__TASK DIRECTIONS__: Identify the lines containing the word "content". Copy each one.

— BEGIN EXCERPTED DATA —

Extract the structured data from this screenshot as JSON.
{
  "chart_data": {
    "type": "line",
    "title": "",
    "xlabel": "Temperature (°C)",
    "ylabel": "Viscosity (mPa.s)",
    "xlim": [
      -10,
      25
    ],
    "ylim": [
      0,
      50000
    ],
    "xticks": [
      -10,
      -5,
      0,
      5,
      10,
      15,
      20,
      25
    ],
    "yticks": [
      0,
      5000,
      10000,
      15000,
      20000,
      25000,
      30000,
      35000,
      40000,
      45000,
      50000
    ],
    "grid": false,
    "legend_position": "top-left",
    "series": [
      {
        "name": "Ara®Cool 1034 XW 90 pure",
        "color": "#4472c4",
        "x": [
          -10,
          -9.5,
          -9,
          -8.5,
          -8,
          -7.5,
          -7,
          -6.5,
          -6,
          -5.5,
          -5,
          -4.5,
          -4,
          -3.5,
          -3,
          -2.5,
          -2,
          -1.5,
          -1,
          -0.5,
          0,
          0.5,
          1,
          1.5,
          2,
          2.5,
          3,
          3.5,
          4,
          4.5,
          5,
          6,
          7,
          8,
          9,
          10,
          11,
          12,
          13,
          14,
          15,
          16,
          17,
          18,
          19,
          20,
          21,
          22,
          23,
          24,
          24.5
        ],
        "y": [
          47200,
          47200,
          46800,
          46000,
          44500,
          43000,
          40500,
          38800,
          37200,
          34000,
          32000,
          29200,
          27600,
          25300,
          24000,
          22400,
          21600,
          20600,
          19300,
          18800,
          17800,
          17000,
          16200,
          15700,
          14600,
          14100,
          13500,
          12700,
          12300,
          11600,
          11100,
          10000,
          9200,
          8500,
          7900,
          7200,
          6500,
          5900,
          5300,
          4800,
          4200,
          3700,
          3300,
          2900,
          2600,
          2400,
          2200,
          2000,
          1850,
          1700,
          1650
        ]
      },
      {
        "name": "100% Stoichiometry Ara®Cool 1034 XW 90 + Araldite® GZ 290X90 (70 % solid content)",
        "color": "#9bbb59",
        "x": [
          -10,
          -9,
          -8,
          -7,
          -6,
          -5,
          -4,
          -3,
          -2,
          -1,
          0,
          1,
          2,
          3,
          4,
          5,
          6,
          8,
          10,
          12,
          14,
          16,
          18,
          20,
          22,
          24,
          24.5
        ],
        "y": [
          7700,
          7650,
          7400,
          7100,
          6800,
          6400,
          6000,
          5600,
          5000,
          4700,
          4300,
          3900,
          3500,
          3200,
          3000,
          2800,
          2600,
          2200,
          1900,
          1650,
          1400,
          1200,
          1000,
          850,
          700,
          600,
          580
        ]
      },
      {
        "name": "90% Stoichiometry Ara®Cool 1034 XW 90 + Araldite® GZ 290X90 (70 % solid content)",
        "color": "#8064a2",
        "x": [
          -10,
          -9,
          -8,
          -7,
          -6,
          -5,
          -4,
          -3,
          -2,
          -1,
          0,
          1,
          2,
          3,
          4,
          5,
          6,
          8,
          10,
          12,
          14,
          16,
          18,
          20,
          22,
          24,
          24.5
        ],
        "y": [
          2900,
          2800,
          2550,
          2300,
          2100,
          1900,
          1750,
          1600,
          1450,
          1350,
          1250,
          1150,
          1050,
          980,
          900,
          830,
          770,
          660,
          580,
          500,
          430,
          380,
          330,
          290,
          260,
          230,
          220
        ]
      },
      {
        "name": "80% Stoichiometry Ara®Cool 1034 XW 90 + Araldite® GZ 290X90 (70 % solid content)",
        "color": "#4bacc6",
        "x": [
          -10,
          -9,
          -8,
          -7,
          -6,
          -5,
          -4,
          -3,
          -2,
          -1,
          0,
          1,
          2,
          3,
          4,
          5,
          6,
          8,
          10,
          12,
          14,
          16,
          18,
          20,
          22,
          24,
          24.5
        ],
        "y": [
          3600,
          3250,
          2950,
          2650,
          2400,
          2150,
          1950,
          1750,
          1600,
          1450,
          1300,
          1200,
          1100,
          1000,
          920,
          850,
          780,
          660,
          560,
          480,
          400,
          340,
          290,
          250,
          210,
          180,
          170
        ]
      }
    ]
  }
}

— END EXCERPTED DATA —

__RESULT OF THE TASK__:
        "name": "100% Stoichiometry Ara®Cool 1034 XW 90 + Araldite® GZ 290X90 (70 % solid content)",
        "name": "90% Stoichiometry Ara®Cool 1034 XW 90 + Araldite® GZ 290X90 (70 % solid content)",
        "name": "80% Stoichiometry Ara®Cool 1034 XW 90 + Araldite® GZ 290X90 (70 % solid content)",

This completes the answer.